Data entries for graphics
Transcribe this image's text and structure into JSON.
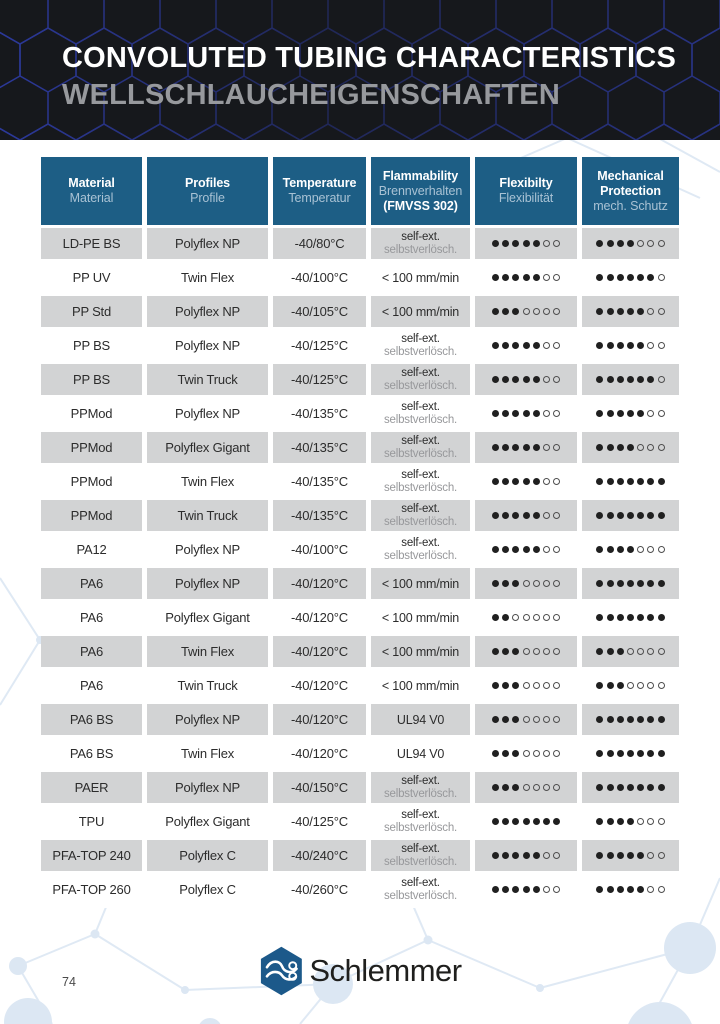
{
  "banner": {
    "title": "CONVOLUTED TUBING CHARACTERISTICS",
    "subtitle": "WELLSCHLAUCHEIGENSCHAFTEN"
  },
  "table": {
    "columns": [
      {
        "en": "Material",
        "de": "Material"
      },
      {
        "en": "Profiles",
        "de": "Profile"
      },
      {
        "en": "Temperature",
        "de": "Temperatur"
      },
      {
        "en": "Flammability",
        "de": "Brennverhalten",
        "en2": "(FMVSS 302)"
      },
      {
        "en": "Flexibilty",
        "de": "Flexibilität"
      },
      {
        "en": "Mechanical Protection",
        "de": "mech. Schutz"
      }
    ],
    "dot_max": 7,
    "rows": [
      {
        "material": "LD-PE BS",
        "profile": "Polyflex NP",
        "temperature": "-40/80°C",
        "flammability_en": "self-ext.",
        "flammability_de": "selbstverlösch.",
        "flex": 5,
        "mech": 4
      },
      {
        "material": "PP UV",
        "profile": "Twin Flex",
        "temperature": "-40/100°C",
        "flammability_en": "< 100 mm/min",
        "flammability_de": "",
        "flex": 5,
        "mech": 6
      },
      {
        "material": "PP Std",
        "profile": "Polyflex NP",
        "temperature": "-40/105°C",
        "flammability_en": "< 100 mm/min",
        "flammability_de": "",
        "flex": 3,
        "mech": 5
      },
      {
        "material": "PP BS",
        "profile": "Polyflex NP",
        "temperature": "-40/125°C",
        "flammability_en": "self-ext.",
        "flammability_de": "selbstverlösch.",
        "flex": 5,
        "mech": 5
      },
      {
        "material": "PP BS",
        "profile": "Twin Truck",
        "temperature": "-40/125°C",
        "flammability_en": "self-ext.",
        "flammability_de": "selbstverlösch.",
        "flex": 5,
        "mech": 6
      },
      {
        "material": "PPMod",
        "profile": "Polyflex NP",
        "temperature": "-40/135°C",
        "flammability_en": "self-ext.",
        "flammability_de": "selbstverlösch.",
        "flex": 5,
        "mech": 5
      },
      {
        "material": "PPMod",
        "profile": "Polyflex Gigant",
        "temperature": "-40/135°C",
        "flammability_en": "self-ext.",
        "flammability_de": "selbstverlösch.",
        "flex": 5,
        "mech": 4
      },
      {
        "material": "PPMod",
        "profile": "Twin Flex",
        "temperature": "-40/135°C",
        "flammability_en": "self-ext.",
        "flammability_de": "selbstverlösch.",
        "flex": 5,
        "mech": 7
      },
      {
        "material": "PPMod",
        "profile": "Twin Truck",
        "temperature": "-40/135°C",
        "flammability_en": "self-ext.",
        "flammability_de": "selbstverlösch.",
        "flex": 5,
        "mech": 7
      },
      {
        "material": "PA12",
        "profile": "Polyflex NP",
        "temperature": "-40/100°C",
        "flammability_en": "self-ext.",
        "flammability_de": "selbstverlösch.",
        "flex": 5,
        "mech": 4
      },
      {
        "material": "PA6",
        "profile": "Polyflex NP",
        "temperature": "-40/120°C",
        "flammability_en": "< 100 mm/min",
        "flammability_de": "",
        "flex": 3,
        "mech": 7
      },
      {
        "material": "PA6",
        "profile": "Polyflex Gigant",
        "temperature": "-40/120°C",
        "flammability_en": "< 100 mm/min",
        "flammability_de": "",
        "flex": 2,
        "mech": 7
      },
      {
        "material": "PA6",
        "profile": "Twin Flex",
        "temperature": "-40/120°C",
        "flammability_en": "< 100 mm/min",
        "flammability_de": "",
        "flex": 3,
        "mech": 3
      },
      {
        "material": "PA6",
        "profile": "Twin Truck",
        "temperature": "-40/120°C",
        "flammability_en": "< 100 mm/min",
        "flammability_de": "",
        "flex": 3,
        "mech": 3
      },
      {
        "material": "PA6 BS",
        "profile": "Polyflex NP",
        "temperature": "-40/120°C",
        "flammability_en": "UL94 V0",
        "flammability_de": "",
        "flex": 3,
        "mech": 7
      },
      {
        "material": "PA6 BS",
        "profile": "Twin Flex",
        "temperature": "-40/120°C",
        "flammability_en": "UL94 V0",
        "flammability_de": "",
        "flex": 3,
        "mech": 7
      },
      {
        "material": "PAER",
        "profile": "Polyflex NP",
        "temperature": "-40/150°C",
        "flammability_en": "self-ext.",
        "flammability_de": "selbstverlösch.",
        "flex": 3,
        "mech": 7
      },
      {
        "material": "TPU",
        "profile": "Polyflex Gigant",
        "temperature": "-40/125°C",
        "flammability_en": "self-ext.",
        "flammability_de": "selbstverlösch.",
        "flex": 7,
        "mech": 4
      },
      {
        "material": "PFA-TOP 240",
        "profile": "Polyflex C",
        "temperature": "-40/240°C",
        "flammability_en": "self-ext.",
        "flammability_de": "selbstverlösch.",
        "flex": 5,
        "mech": 5
      },
      {
        "material": "PFA-TOP 260",
        "profile": "Polyflex C",
        "temperature": "-40/260°C",
        "flammability_en": "self-ext.",
        "flammability_de": "selbstverlösch.",
        "flex": 5,
        "mech": 5
      }
    ]
  },
  "footer": {
    "page_number": "74",
    "logo_text": "Schlemmer",
    "logo_icon": "schlemmer-hexagon-tubes-icon"
  },
  "colors": {
    "banner_bg": "#16181c",
    "banner_hex_stroke": "#3547d5",
    "header_cell_bg": "#1d5e85",
    "header_de_text": "#a9c2d4",
    "row_gray": "#d2d3d4",
    "dot_filled": "#202020",
    "dot_empty_outline": "#4e4e4e",
    "network_line": "#dfe9f4",
    "network_fill": "#dce7f3"
  }
}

PROMPT —
Copy out each line exactly, without the pictures.

ANSWER IN FULL —
Transcribe this image's text and structure into JSON.
{
  "banner": {
    "title": "CONVOLUTED TUBING CHARACTERISTICS",
    "subtitle": "WELLSCHLAUCHEIGENSCHAFTEN"
  },
  "table": {
    "columns": [
      {
        "en": "Material",
        "de": "Material"
      },
      {
        "en": "Profiles",
        "de": "Profile"
      },
      {
        "en": "Temperature",
        "de": "Temperatur"
      },
      {
        "en": "Flammability",
        "de": "Brennverhalten",
        "en2": "(FMVSS 302)"
      },
      {
        "en": "Flexibilty",
        "de": "Flexibilität"
      },
      {
        "en": "Mechanical Protection",
        "de": "mech. Schutz"
      }
    ],
    "dot_max": 7,
    "rows": [
      {
        "material": "LD-PE BS",
        "profile": "Polyflex NP",
        "temperature": "-40/80°C",
        "flammability_en": "self-ext.",
        "flammability_de": "selbstverlösch.",
        "flex": 5,
        "mech": 4
      },
      {
        "material": "PP UV",
        "profile": "Twin Flex",
        "temperature": "-40/100°C",
        "flammability_en": "< 100 mm/min",
        "flammability_de": "",
        "flex": 5,
        "mech": 6
      },
      {
        "material": "PP Std",
        "profile": "Polyflex NP",
        "temperature": "-40/105°C",
        "flammability_en": "< 100 mm/min",
        "flammability_de": "",
        "flex": 3,
        "mech": 5
      },
      {
        "material": "PP BS",
        "profile": "Polyflex NP",
        "temperature": "-40/125°C",
        "flammability_en": "self-ext.",
        "flammability_de": "selbstverlösch.",
        "flex": 5,
        "mech": 5
      },
      {
        "material": "PP BS",
        "profile": "Twin Truck",
        "temperature": "-40/125°C",
        "flammability_en": "self-ext.",
        "flammability_de": "selbstverlösch.",
        "flex": 5,
        "mech": 6
      },
      {
        "material": "PPMod",
        "profile": "Polyflex NP",
        "temperature": "-40/135°C",
        "flammability_en": "self-ext.",
        "flammability_de": "selbstverlösch.",
        "flex": 5,
        "mech": 5
      },
      {
        "material": "PPMod",
        "profile": "Polyflex Gigant",
        "temperature": "-40/135°C",
        "flammability_en": "self-ext.",
        "flammability_de": "selbstverlösch.",
        "flex": 5,
        "mech": 4
      },
      {
        "material": "PPMod",
        "profile": "Twin Flex",
        "temperature": "-40/135°C",
        "flammability_en": "self-ext.",
        "flammability_de": "selbstverlösch.",
        "flex": 5,
        "mech": 7
      },
      {
        "material": "PPMod",
        "profile": "Twin Truck",
        "temperature": "-40/135°C",
        "flammability_en": "self-ext.",
        "flammability_de": "selbstverlösch.",
        "flex": 5,
        "mech": 7
      },
      {
        "material": "PA12",
        "profile": "Polyflex NP",
        "temperature": "-40/100°C",
        "flammability_en": "self-ext.",
        "flammability_de": "selbstverlösch.",
        "flex": 5,
        "mech": 4
      },
      {
        "material": "PA6",
        "profile": "Polyflex NP",
        "temperature": "-40/120°C",
        "flammability_en": "< 100 mm/min",
        "flammability_de": "",
        "flex": 3,
        "mech": 7
      },
      {
        "material": "PA6",
        "profile": "Polyflex Gigant",
        "temperature": "-40/120°C",
        "flammability_en": "< 100 mm/min",
        "flammability_de": "",
        "flex": 2,
        "mech": 7
      },
      {
        "material": "PA6",
        "profile": "Twin Flex",
        "temperature": "-40/120°C",
        "flammability_en": "< 100 mm/min",
        "flammability_de": "",
        "flex": 3,
        "mech": 3
      },
      {
        "material": "PA6",
        "profile": "Twin Truck",
        "temperature": "-40/120°C",
        "flammability_en": "< 100 mm/min",
        "flammability_de": "",
        "flex": 3,
        "mech": 3
      },
      {
        "material": "PA6 BS",
        "profile": "Polyflex NP",
        "temperature": "-40/120°C",
        "flammability_en": "UL94 V0",
        "flammability_de": "",
        "flex": 3,
        "mech": 7
      },
      {
        "material": "PA6 BS",
        "profile": "Twin Flex",
        "temperature": "-40/120°C",
        "flammability_en": "UL94 V0",
        "flammability_de": "",
        "flex": 3,
        "mech": 7
      },
      {
        "material": "PAER",
        "profile": "Polyflex NP",
        "temperature": "-40/150°C",
        "flammability_en": "self-ext.",
        "flammability_de": "selbstverlösch.",
        "flex": 3,
        "mech": 7
      },
      {
        "material": "TPU",
        "profile": "Polyflex Gigant",
        "temperature": "-40/125°C",
        "flammability_en": "self-ext.",
        "flammability_de": "selbstverlösch.",
        "flex": 7,
        "mech": 4
      },
      {
        "material": "PFA-TOP 240",
        "profile": "Polyflex C",
        "temperature": "-40/240°C",
        "flammability_en": "self-ext.",
        "flammability_de": "selbstverlösch.",
        "flex": 5,
        "mech": 5
      },
      {
        "material": "PFA-TOP 260",
        "profile": "Polyflex C",
        "temperature": "-40/260°C",
        "flammability_en": "self-ext.",
        "flammability_de": "selbstverlösch.",
        "flex": 5,
        "mech": 5
      }
    ]
  },
  "footer": {
    "page_number": "74",
    "logo_text": "Schlemmer",
    "logo_icon": "schlemmer-hexagon-tubes-icon"
  },
  "colors": {
    "banner_bg": "#16181c",
    "banner_hex_stroke": "#3547d5",
    "header_cell_bg": "#1d5e85",
    "header_de_text": "#a9c2d4",
    "row_gray": "#d2d3d4",
    "dot_filled": "#202020",
    "dot_empty_outline": "#4e4e4e",
    "network_line": "#dfe9f4",
    "network_fill": "#dce7f3"
  }
}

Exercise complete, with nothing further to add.